- What is asked:
Can you transcribe the data exactly? Leave the pictures out.

- Source records:
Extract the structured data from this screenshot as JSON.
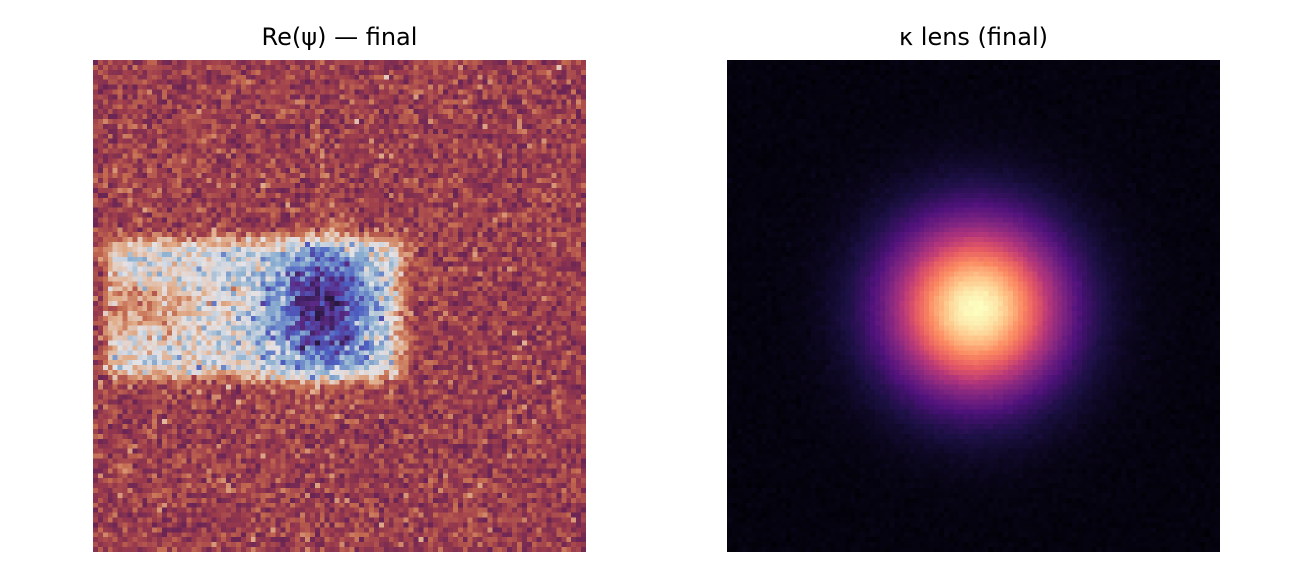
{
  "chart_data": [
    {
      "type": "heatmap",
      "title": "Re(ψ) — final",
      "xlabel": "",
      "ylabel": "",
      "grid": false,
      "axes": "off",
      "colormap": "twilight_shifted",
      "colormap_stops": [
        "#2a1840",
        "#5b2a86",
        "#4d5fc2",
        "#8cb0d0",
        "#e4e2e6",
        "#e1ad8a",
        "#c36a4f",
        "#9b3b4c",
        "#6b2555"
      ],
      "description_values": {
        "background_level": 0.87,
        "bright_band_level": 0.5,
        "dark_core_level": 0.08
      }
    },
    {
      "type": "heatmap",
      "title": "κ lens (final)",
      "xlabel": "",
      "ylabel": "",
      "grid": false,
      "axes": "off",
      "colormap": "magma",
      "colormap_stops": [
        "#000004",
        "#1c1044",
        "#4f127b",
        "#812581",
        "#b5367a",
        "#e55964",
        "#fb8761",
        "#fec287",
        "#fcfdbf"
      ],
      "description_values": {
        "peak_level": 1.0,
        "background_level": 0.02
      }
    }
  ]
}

- The result:
Extract the structured data from this screenshot as JSON.
{
  "chart_data": [
    {
      "type": "heatmap",
      "title": "Re(ψ) — final",
      "xlabel": "",
      "ylabel": "",
      "grid": false,
      "axes": "off",
      "colormap": "twilight_shifted",
      "colormap_stops": [
        "#2a1840",
        "#5b2a86",
        "#4d5fc2",
        "#8cb0d0",
        "#e4e2e6",
        "#e1ad8a",
        "#c36a4f",
        "#9b3b4c",
        "#6b2555"
      ],
      "description_values": {
        "background_level": 0.87,
        "bright_band_level": 0.5,
        "dark_core_level": 0.08
      }
    },
    {
      "type": "heatmap",
      "title": "κ lens (final)",
      "xlabel": "",
      "ylabel": "",
      "grid": false,
      "axes": "off",
      "colormap": "magma",
      "colormap_stops": [
        "#000004",
        "#1c1044",
        "#4f127b",
        "#812581",
        "#b5367a",
        "#e55964",
        "#fb8761",
        "#fec287",
        "#fcfdbf"
      ],
      "description_values": {
        "peak_level": 1.0,
        "background_level": 0.02
      }
    }
  ]
}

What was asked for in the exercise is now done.